TASK DETAILS: Your task is to copy every line of the records below that contains "Agrawal".
□ □ □ □
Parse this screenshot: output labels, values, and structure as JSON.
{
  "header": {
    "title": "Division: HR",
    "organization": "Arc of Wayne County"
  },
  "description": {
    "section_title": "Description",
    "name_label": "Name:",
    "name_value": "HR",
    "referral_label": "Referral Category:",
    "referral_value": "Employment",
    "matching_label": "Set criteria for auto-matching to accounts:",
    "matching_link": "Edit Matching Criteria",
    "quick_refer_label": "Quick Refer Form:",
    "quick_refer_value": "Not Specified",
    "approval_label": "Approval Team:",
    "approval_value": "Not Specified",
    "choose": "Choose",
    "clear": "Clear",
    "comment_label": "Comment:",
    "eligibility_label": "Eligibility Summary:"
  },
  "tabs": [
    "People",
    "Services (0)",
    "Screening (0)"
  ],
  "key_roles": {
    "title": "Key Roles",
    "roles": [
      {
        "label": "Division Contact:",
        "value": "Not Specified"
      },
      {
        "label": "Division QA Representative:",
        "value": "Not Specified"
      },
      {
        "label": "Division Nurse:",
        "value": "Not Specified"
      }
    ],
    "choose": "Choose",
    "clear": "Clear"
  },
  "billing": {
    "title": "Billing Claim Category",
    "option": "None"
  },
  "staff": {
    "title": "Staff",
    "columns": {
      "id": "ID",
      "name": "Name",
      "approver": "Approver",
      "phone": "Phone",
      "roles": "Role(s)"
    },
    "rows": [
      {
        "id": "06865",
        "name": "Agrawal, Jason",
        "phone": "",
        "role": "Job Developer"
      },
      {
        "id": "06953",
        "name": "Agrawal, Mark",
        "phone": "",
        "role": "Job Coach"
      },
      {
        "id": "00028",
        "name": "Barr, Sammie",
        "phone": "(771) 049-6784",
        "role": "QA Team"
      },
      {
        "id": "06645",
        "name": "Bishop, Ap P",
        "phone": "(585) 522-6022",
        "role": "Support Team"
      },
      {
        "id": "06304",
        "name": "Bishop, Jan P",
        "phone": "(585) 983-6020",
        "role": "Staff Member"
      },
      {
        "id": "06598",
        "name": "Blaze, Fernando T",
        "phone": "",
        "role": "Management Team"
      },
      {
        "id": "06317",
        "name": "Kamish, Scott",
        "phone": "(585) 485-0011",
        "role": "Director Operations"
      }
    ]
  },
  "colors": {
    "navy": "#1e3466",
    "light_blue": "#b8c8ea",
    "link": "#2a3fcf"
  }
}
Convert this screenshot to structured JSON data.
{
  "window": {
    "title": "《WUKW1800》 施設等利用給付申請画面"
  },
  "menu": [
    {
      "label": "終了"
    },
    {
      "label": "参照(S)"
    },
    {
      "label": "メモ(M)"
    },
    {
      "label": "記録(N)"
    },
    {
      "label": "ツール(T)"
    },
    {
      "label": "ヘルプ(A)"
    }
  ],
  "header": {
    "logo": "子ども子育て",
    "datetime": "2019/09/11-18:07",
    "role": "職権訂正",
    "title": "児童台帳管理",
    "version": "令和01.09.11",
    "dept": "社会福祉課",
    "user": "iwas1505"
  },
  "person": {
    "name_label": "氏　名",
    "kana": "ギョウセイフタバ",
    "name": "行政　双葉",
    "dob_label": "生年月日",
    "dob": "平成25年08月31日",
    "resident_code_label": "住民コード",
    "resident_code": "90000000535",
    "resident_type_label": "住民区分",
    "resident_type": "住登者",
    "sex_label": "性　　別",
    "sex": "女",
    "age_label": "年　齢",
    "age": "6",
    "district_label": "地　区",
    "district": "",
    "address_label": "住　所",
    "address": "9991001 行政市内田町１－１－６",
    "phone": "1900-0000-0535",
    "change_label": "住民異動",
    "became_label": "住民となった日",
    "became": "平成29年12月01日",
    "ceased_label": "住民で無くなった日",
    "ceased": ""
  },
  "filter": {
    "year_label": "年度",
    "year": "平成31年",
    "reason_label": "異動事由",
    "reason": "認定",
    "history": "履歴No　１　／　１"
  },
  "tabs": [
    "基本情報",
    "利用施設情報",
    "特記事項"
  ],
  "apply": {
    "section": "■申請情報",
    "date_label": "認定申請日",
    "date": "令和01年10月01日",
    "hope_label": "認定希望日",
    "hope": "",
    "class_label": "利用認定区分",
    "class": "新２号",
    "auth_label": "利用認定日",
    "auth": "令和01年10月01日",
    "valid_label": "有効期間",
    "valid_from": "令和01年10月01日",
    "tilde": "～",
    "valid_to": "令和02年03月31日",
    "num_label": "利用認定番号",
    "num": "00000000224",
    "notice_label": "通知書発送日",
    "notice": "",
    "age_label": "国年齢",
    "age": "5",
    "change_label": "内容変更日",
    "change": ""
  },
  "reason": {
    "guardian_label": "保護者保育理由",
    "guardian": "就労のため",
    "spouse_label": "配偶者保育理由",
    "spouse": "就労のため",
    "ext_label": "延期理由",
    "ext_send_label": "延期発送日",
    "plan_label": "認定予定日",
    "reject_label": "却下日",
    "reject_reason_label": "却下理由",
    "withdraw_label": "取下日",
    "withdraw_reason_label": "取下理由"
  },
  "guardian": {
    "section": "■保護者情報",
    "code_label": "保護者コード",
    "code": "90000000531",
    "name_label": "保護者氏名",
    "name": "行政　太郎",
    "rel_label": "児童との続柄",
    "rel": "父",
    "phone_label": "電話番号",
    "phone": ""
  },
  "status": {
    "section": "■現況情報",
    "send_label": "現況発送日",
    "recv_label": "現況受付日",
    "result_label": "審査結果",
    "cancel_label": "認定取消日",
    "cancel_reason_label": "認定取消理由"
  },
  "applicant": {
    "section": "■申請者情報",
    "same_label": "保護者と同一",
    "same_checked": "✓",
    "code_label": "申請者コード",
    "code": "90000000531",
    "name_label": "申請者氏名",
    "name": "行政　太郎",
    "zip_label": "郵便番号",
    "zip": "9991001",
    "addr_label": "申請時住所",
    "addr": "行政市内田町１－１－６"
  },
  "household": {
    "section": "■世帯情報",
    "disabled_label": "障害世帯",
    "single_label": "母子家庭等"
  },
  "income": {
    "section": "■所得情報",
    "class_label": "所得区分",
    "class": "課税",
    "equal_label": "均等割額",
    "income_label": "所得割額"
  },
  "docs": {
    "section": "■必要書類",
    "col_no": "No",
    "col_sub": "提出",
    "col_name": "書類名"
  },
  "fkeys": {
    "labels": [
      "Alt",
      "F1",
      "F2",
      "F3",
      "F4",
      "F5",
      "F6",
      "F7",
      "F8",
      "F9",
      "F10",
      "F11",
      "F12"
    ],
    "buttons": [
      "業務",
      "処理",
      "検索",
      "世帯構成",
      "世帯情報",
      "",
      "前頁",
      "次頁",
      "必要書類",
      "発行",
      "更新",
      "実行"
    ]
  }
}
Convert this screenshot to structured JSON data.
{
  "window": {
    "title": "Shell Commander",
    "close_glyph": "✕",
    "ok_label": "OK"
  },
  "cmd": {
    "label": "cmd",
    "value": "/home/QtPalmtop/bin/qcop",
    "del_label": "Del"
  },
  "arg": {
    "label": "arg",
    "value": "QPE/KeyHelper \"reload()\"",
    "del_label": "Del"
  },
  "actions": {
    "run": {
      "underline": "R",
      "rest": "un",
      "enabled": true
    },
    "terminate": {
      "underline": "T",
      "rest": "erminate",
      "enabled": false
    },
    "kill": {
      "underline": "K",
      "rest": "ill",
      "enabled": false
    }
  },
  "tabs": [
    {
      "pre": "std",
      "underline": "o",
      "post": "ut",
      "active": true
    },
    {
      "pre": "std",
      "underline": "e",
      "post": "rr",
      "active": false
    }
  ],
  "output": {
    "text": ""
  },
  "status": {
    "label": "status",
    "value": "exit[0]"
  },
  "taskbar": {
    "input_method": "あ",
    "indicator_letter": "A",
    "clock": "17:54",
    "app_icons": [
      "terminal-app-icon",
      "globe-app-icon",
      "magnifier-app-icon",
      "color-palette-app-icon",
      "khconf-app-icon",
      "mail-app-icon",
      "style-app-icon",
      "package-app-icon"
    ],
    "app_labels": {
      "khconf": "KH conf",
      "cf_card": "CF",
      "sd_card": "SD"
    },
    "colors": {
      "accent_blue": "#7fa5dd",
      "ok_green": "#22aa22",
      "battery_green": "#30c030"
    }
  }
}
□ □ □ □
OUTPUT BELOW:
        "name": "Agrawal, Jason",
        "name": "Agrawal, Mark",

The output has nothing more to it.